- Your instructions -
Below is the data. Give it again, complete and exact.

- The input -
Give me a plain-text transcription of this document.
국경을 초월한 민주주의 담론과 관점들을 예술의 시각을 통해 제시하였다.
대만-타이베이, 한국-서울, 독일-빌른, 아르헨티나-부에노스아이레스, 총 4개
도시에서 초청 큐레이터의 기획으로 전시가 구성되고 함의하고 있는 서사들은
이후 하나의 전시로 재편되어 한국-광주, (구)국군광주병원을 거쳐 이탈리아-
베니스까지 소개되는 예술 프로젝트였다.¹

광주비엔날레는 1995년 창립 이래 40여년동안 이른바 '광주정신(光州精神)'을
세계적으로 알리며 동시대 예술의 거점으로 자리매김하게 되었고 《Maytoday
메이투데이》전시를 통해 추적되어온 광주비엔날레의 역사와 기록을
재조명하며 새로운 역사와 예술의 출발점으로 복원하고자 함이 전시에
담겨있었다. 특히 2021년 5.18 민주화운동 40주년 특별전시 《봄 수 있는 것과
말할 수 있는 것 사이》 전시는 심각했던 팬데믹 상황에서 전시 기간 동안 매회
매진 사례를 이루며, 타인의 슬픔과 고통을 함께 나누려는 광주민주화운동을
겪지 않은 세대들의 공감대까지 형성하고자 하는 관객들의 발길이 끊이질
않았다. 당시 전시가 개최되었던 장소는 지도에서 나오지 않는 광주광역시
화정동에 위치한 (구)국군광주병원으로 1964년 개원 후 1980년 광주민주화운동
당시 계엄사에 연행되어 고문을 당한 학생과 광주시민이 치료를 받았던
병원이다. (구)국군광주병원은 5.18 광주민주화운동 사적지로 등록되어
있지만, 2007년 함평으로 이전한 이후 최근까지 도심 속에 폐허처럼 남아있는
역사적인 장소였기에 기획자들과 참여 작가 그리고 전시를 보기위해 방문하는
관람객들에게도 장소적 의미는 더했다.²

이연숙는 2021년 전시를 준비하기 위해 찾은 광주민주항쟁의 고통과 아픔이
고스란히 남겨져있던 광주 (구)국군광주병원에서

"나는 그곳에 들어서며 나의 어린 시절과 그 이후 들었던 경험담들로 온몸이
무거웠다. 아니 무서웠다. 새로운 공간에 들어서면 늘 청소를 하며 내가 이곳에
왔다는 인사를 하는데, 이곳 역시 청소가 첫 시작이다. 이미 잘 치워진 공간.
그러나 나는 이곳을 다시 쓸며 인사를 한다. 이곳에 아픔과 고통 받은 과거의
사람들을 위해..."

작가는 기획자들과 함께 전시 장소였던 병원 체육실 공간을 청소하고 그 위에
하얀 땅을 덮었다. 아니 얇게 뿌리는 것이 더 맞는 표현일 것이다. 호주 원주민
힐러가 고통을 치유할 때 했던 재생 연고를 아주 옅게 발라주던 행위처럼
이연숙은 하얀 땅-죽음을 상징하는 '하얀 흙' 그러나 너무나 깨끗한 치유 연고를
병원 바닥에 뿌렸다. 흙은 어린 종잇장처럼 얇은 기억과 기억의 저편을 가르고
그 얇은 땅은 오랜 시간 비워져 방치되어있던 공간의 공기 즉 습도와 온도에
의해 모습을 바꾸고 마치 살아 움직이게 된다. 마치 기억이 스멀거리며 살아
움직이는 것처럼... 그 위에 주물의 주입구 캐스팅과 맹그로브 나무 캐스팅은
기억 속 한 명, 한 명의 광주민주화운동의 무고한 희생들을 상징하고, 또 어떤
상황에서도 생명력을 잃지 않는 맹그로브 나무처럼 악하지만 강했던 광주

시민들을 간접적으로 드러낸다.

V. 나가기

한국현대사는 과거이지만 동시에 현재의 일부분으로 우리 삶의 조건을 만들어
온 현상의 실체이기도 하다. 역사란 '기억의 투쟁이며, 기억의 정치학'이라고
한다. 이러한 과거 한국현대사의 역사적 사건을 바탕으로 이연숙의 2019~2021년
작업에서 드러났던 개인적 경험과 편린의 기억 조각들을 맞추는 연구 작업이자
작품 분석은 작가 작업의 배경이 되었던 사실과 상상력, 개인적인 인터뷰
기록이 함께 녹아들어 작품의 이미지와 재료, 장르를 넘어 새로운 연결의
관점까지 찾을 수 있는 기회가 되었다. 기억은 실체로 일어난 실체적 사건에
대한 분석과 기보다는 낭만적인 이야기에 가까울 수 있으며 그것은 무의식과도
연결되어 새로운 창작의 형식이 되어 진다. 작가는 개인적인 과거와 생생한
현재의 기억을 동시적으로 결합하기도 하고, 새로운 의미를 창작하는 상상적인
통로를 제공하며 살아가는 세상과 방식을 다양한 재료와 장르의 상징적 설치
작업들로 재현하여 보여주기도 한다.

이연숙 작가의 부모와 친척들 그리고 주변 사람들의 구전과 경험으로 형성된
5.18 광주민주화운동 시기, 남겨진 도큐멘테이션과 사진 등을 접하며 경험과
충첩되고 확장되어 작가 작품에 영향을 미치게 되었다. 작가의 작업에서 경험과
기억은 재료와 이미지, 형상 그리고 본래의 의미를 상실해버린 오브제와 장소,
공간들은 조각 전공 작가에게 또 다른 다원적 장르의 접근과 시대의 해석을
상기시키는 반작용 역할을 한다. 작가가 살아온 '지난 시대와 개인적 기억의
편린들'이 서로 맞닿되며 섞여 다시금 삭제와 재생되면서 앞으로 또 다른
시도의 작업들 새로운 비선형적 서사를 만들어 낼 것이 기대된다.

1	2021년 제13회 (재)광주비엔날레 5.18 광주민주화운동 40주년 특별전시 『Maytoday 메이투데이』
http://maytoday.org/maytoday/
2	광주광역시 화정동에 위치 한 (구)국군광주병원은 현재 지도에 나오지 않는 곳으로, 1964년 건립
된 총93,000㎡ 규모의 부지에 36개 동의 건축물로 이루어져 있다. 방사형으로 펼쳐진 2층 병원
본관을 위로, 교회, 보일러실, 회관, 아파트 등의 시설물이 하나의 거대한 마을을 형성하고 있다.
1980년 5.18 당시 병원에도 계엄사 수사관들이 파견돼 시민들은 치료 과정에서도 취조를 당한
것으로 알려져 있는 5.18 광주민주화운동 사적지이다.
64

- Problem solution -
Give me a plain-text transcription of this document.
국경을 초월한 민주주의 담론과 관점들을 예술의 시각을 통해 제시하였다.
대만-타이베이, 한국-서울, 독일-빌른, 아르헨티나-부에노스아이레스, 총 4개
도시에서 초청 큐레이터의 기획으로 전시가 구성되고 함의하고 있는 서사들은
이후 하나의 전시로 재편되어 한국-광주, (구)국군광주병원을 거쳐 이탈리아-
베니스까지 소개되는 예술 프로젝트였다.¹

광주비엔날레는 1995년 창립 이래 40여년동안 이른바 '광주정신(光州精神)'을
세계적으로 알리며 동시대 예술의 거점으로 자리매김하게 되었고 《Maytoday
메이투데이》전시를 통해 추적되어온 광주비엔날레의 역사와 기록을
재조명하며 새로운 역사와 예술의 출발점으로 복원하고자 함이 전시에
담겨있었다. 특히 2021년 5.18 민주화운동 40주년 특별전시 《봄 수 있는 것과
말할 수 있는 것 사이》 전시는 심각했던 팬데믹 상황에서 전시 기간 동안 매회
매진 사례를 이루며, 타인의 슬픔과 고통을 함께 나누려는 광주민주화운동을
겪지 않은 세대들의 공감대까지 형성하고자 하는 관객들의 발길이 끊이질
않았다. 당시 전시가 개최되었던 장소는 지도에서 나오지 않는 광주광역시
화정동에 위치한 (구)국군광주병원으로 1964년 개원 후 1980년 광주민주화운동
당시 계엄사에 연행되어 고문을 당한 학생과 광주시민이 치료를 받았던
병원이다. (구)국군광주병원은 5.18 광주민주화운동 사적지로 등록되어
있지만, 2007년 함평으로 이전한 이후 최근까지 도심 속에 폐허처럼 남아있는
역사적인 장소였기에 기획자들과 참여 작가 그리고 전시를 보기위해 방문하는
관람객들에게도 장소적 의미는 더했다.²

이연숙는 2021년 전시를 준비하기 위해 찾은 광주민주항쟁의 고통과 아픔이
고스란히 남겨져있던 광주 (구)국군광주병원에서

"나는 그곳에 들어서며 나의 어린 시절과 그 이후 들었던 경험담들로 온몸이
무거웠다. 아니 무서웠다. 새로운 공간에 들어서면 늘 청소를 하며 내가 이곳에
왔다는 인사를 하는데, 이곳 역시 청소가 첫 시작이다. 이미 잘 치워진 공간.
그러나 나는 이곳을 다시 쓸며 인사를 한다. 이곳에 아픔과 고통 받은 과거의
사람들을 위해..."

작가는 기획자들과 함께 전시 장소였던 병원 체육실 공간을 청소하고 그 위에
하얀 땅을 덮었다. 아니 얇게 뿌리는 것이 더 맞는 표현일 것이다. 호주 원주민
힐러가 고통을 치유할 때 했던 재생 연고를 아주 옅게 발라주던 행위처럼
이연숙은 하얀 땅-죽음을 상징하는 '하얀 흙' 그러나 너무나 깨끗한 치유 연고를
병원 바닥에 뿌렸다. 흙은 어린 종잇장처럼 얇은 기억과 기억의 저편을 가르고
그 얇은 땅은 오랜 시간 비워져 방치되어있던 공간의 공기 즉 습도와 온도에
의해 모습을 바꾸고 마치 살아 움직이게 된다. 마치 기억이 스멀거리며 살아
움직이는 것처럼... 그 위에 주물의 주입구 캐스팅과 맹그로브 나무 캐스팅은
기억 속 한 명, 한 명의 광주민주화운동의 무고한 희생들을 상징하고, 또 어떤
상황에서도 생명력을 잃지 않는 맹그로브 나무처럼 악하지만 강했던 광주

시민들을 간접적으로 드러낸다.

V. 나가기

한국현대사는 과거이지만 동시에 현재의 일부분으로 우리 삶의 조건을 만들어
온 현상의 실체이기도 하다. 역사란 '기억의 투쟁이며, 기억의 정치학'이라고
한다. 이러한 과거 한국현대사의 역사적 사건을 바탕으로 이연숙의 2019~2021년
작업에서 드러났던 개인적 경험과 편린의 기억 조각들을 맞추는 연구 작업이자
작품 분석은 작가 작업의 배경이 되었던 사실과 상상력, 개인적인 인터뷰
기록이 함께 녹아들어 작품의 이미지와 재료, 장르를 넘어 새로운 연결의
관점까지 찾을 수 있는 기회가 되었다. 기억은 실체로 일어난 실체적 사건에
대한 분석과 기보다는 낭만적인 이야기에 가까울 수 있으며 그것은 무의식과도
연결되어 새로운 창작의 형식이 되어 진다. 작가는 개인적인 과거와 생생한
현재의 기억을 동시적으로 결합하기도 하고, 새로운 의미를 창작하는 상상적인
통로를 제공하며 살아가는 세상과 방식을 다양한 재료와 장르의 상징적 설치
작업들로 재현하여 보여주기도 한다.

이연숙 작가의 부모와 친척들 그리고 주변 사람들의 구전과 경험으로 형성된
5.18 광주민주화운동 시기, 남겨진 도큐멘테이션과 사진 등을 접하며 경험과
충첩되고 확장되어 작가 작품에 영향을 미치게 되었다. 작가의 작업에서 경험과
기억은 재료와 이미지, 형상 그리고 본래의 의미를 상실해버린 오브제와 장소,
공간들은 조각 전공 작가에게 또 다른 다원적 장르의 접근과 시대의 해석을
상기시키는 반작용 역할을 한다. 작가가 살아온 '지난 시대와 개인적 기억의
편린들'이 서로 맞닿되며 섞여 다시금 삭제와 재생되면서 앞으로 또 다른
시도의 작업들 새로운 비선형적 서사를 만들어 낼 것이 기대된다.

1	2021년 제13회 (재)광주비엔날레 5.18 광주민주화운동 40주년 특별전시 『Maytoday 메이투데이』
http://maytoday.org/maytoday/
2	광주광역시 화정동에 위치 한 (구)국군광주병원은 현재 지도에 나오지 않는 곳으로, 1964년 건립
된 총93,000㎡ 규모의 부지에 36개 동의 건축물로 이루어져 있다. 방사형으로 펼쳐진 2층 병원
본관을 위로, 교회, 보일러실, 회관, 아파트 등의 시설물이 하나의 거대한 마을을 형성하고 있다.
1980년 5.18 당시 병원에도 계엄사 수사관들이 파견돼 시민들은 치료 과정에서도 취조를 당한
것으로 알려져 있는 5.18 광주민주화운동 사적지이다.
64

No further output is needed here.